— INPUT —

■ ■ ■ ■ ■ ■ ■

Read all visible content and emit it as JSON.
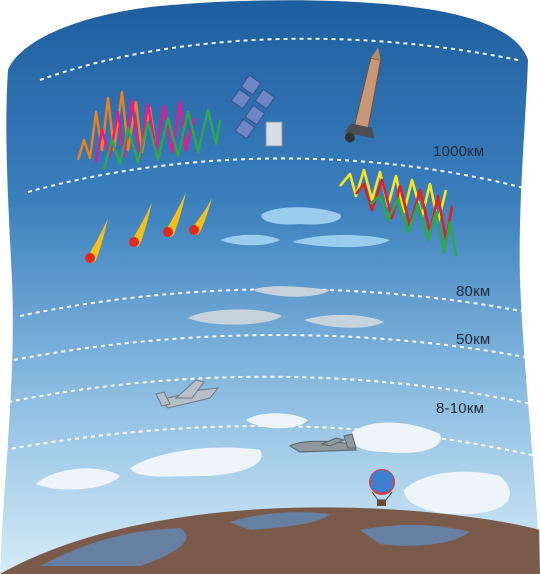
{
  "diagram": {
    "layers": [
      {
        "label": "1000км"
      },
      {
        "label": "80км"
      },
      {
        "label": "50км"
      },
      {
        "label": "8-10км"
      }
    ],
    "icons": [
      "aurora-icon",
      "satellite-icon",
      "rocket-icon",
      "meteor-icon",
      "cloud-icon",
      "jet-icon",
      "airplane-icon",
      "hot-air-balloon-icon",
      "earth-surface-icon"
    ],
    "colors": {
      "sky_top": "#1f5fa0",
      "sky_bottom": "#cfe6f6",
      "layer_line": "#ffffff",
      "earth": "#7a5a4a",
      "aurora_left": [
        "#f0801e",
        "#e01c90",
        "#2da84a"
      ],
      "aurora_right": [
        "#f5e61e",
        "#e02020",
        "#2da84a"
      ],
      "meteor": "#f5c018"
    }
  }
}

■ ■ ■ ■ ■ ■ ■

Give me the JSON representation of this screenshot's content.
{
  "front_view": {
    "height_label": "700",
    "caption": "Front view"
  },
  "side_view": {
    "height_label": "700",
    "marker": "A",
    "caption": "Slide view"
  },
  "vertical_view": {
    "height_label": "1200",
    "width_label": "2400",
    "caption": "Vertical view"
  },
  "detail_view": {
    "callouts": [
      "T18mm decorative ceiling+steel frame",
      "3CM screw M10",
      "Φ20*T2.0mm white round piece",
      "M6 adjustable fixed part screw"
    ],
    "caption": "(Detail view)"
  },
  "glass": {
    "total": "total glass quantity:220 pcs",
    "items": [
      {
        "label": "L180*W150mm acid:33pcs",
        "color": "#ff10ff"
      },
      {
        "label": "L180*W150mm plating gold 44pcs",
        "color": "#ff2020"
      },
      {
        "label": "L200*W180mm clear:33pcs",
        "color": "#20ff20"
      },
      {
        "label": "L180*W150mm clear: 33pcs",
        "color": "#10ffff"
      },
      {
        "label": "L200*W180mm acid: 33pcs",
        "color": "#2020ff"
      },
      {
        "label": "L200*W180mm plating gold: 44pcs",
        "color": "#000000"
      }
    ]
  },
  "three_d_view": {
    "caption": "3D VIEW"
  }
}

■ ■ ■ ■ ■ ■ ■

Find the word "acid" in the entries, and copy every line it shows up in.

— EXERCISE RESPONSE —
        "label": "L180*W150mm acid:33pcs",
        "label": "L200*W180mm acid: 33pcs",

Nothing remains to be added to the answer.